*What you are asked to do:* Write out the listing exactly as it is given.

*Record set:*
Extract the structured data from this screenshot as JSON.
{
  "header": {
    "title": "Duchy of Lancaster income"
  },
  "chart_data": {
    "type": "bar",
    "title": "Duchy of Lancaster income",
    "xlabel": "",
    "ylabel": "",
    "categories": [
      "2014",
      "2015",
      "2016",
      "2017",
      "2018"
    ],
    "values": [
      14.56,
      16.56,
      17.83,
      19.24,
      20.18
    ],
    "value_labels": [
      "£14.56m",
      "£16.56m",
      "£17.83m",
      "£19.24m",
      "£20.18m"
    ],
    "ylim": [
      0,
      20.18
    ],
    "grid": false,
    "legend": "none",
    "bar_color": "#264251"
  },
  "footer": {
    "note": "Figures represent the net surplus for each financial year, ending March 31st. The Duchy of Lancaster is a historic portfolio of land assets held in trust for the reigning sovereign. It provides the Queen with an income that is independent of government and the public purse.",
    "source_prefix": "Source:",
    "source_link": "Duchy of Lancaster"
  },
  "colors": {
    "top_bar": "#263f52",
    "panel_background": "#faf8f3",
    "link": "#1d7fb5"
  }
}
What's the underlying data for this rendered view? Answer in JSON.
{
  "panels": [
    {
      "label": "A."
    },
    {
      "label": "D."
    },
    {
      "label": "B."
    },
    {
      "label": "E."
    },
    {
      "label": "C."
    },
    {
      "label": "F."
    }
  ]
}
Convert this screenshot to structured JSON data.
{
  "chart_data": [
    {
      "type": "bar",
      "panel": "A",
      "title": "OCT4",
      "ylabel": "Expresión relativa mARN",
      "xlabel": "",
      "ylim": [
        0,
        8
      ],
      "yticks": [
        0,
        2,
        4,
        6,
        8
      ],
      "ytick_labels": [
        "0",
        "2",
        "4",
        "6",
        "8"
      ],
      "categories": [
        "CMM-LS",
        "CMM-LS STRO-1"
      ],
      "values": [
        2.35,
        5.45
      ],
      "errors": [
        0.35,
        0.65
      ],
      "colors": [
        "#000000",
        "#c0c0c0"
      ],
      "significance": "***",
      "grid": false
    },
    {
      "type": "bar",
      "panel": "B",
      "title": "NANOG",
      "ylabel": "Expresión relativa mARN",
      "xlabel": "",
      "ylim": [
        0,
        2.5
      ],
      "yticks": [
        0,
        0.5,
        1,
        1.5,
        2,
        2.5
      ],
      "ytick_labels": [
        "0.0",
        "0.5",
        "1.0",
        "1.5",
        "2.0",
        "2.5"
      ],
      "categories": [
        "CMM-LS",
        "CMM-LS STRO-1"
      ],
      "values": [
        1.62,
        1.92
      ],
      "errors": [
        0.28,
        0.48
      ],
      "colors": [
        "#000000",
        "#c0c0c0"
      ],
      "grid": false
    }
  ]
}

*Finished exercise:*
Extract the structured data from this screenshot as JSON.
{
  "header": {
    "title": "Duchy of Lancaster income"
  },
  "chart_data": {
    "type": "bar",
    "title": "Duchy of Lancaster income",
    "xlabel": "",
    "ylabel": "",
    "categories": [
      "2014",
      "2015",
      "2016",
      "2017",
      "2018"
    ],
    "values": [
      14.56,
      16.56,
      17.83,
      19.24,
      20.18
    ],
    "value_labels": [
      "£14.56m",
      "£16.56m",
      "£17.83m",
      "£19.24m",
      "£20.18m"
    ],
    "ylim": [
      0,
      20.18
    ],
    "grid": false,
    "legend": "none",
    "bar_color": "#264251"
  },
  "footer": {
    "note": "Figures represent the net surplus for each financial year, ending March 31st. The Duchy of Lancaster is a historic portfolio of land assets held in trust for the reigning sovereign. It provides the Queen with an income that is independent of government and the public purse.",
    "source_prefix": "Source:",
    "source_link": "Duchy of Lancaster"
  },
  "colors": {
    "top_bar": "#263f52",
    "panel_background": "#faf8f3",
    "link": "#1d7fb5"
  }
}
What's the underlying data for this rendered view? Answer in JSON.
{
  "panels": [
    {
      "label": "A."
    },
    {
      "label": "D."
    },
    {
      "label": "B."
    },
    {
      "label": "E."
    },
    {
      "label": "C."
    },
    {
      "label": "F."
    }
  ]
}
Convert this screenshot to structured JSON data.
{
  "chart_data": [
    {
      "type": "bar",
      "panel": "A",
      "title": "OCT4",
      "ylabel": "Expresión relativa mARN",
      "xlabel": "",
      "ylim": [
        0,
        8
      ],
      "yticks": [
        0,
        2,
        4,
        6,
        8
      ],
      "ytick_labels": [
        "0",
        "2",
        "4",
        "6",
        "8"
      ],
      "categories": [
        "CMM-LS",
        "CMM-LS STRO-1"
      ],
      "values": [
        2.35,
        5.45
      ],
      "errors": [
        0.35,
        0.65
      ],
      "colors": [
        "#000000",
        "#c0c0c0"
      ],
      "significance": "***",
      "grid": false
    },
    {
      "type": "bar",
      "panel": "B",
      "title": "NANOG",
      "ylabel": "Expresión relativa mARN",
      "xlabel": "",
      "ylim": [
        0,
        2.5
      ],
      "yticks": [
        0,
        0.5,
        1,
        1.5,
        2,
        2.5
      ],
      "ytick_labels": [
        "0.0",
        "0.5",
        "1.0",
        "1.5",
        "2.0",
        "2.5"
      ],
      "categories": [
        "CMM-LS",
        "CMM-LS STRO-1"
      ],
      "values": [
        1.62,
        1.92
      ],
      "errors": [
        0.28,
        0.48
      ],
      "colors": [
        "#000000",
        "#c0c0c0"
      ],
      "grid": false
    }
  ]
}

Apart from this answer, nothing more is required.